━━━━━ Provided data

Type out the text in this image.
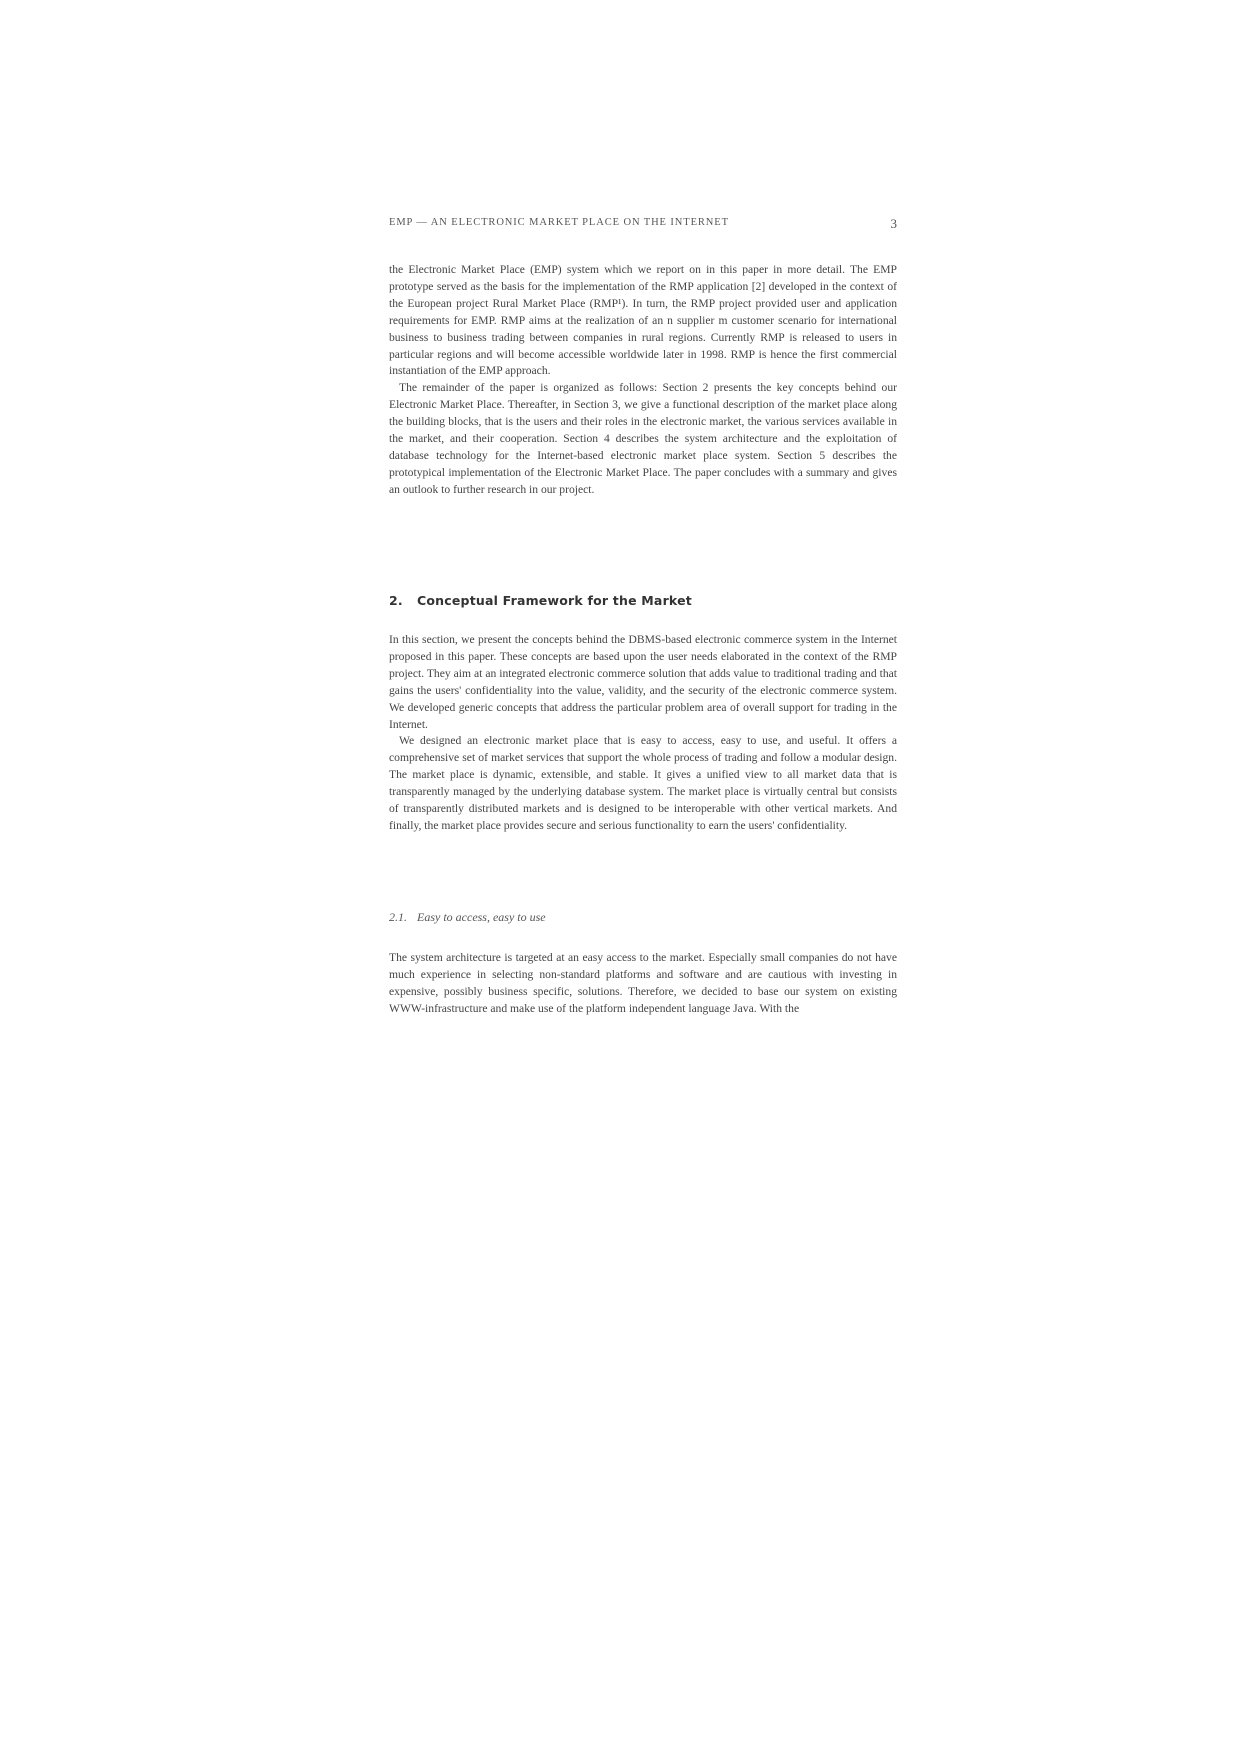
EMP — AN ELECTRONIC MARKET PLACE ON THE INTERNET	3

the Electronic Market Place (EMP) system which we report on in this paper in more detail. The EMP prototype served as the basis for the implementation of the RMP application [2] developed in the context of the European project Rural Market Place (RMP¹). In turn, the RMP project provided user and application requirements for EMP. RMP aims at the realization of an n supplier m customer scenario for international business to business trading between companies in rural regions. Currently RMP is released to users in particular regions and will become accessible worldwide later in 1998. RMP is hence the first commercial instantiation of the EMP approach.

The remainder of the paper is organized as follows: Section 2 presents the key concepts behind our Electronic Market Place. Thereafter, in Section 3, we give a functional description of the market place along the building blocks, that is the users and their roles in the electronic market, the various services available in the market, and their cooperation. Section 4 describes the system architecture and the exploitation of database technology for the Internet-based electronic market place system. Section 5 describes the prototypical implementation of the Electronic Market Place. The paper concludes with a summary and gives an outlook to further research in our project.

2. Conceptual Framework for the Market

In this section, we present the concepts behind the DBMS-based electronic commerce system in the Internet proposed in this paper. These concepts are based upon the user needs elaborated in the context of the RMP project. They aim at an integrated electronic commerce solution that adds value to traditional trading and that gains the users' confidentiality into the value, validity, and the security of the electronic commerce system. We developed generic concepts that address the particular problem area of overall support for trading in the Internet.

We designed an electronic market place that is easy to access, easy to use, and useful. It offers a comprehensive set of market services that support the whole process of trading and follow a modular design. The market place is dynamic, extensible, and stable. It gives a unified view to all market data that is transparently managed by the underlying database system. The market place is virtually central but consists of transparently distributed markets and is designed to be interoperable with other vertical markets. And finally, the market place provides secure and serious functionality to earn the users' confidentiality.

2.1. Easy to access, easy to use

The system architecture is targeted at an easy access to the market. Especially small companies do not have much experience in selecting non-standard platforms and software and are cautious with investing in expensive, possibly business specific, solutions. Therefore, we decided to base our system on existing WWW-infrastructure and make use of the platform independent language Java. With the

━━━━━━━━━━

__What you will do__
Show each line of the data that contains the string "based".

__Exercise answer__
The remainder of the paper is organized as follows: Section 2 presents the key concepts behind our Electronic Market Place. Thereafter, in Section 3, we give a functional description of the market place along the building blocks, that is the users and their roles in the electronic market, the various services available in the market, and their cooperation. Section 4 describes the system architecture and the exploitation of database technology for the Internet-based electronic market place system. Section 5 describes the prototypical implementation of the Electronic Market Place. The paper concludes with a summary and gives an outlook to further research in our project.
In this section, we present the concepts behind the DBMS-based electronic commerce system in the Internet proposed in this paper. These concepts are based upon the user needs elaborated in the context of the RMP project. They aim at an integrated electronic commerce solution that adds value to traditional trading and that gains the users' confidentiality into the value, validity, and the security of the electronic commerce system. We developed generic concepts that address the particular problem area of overall support for trading in the Internet.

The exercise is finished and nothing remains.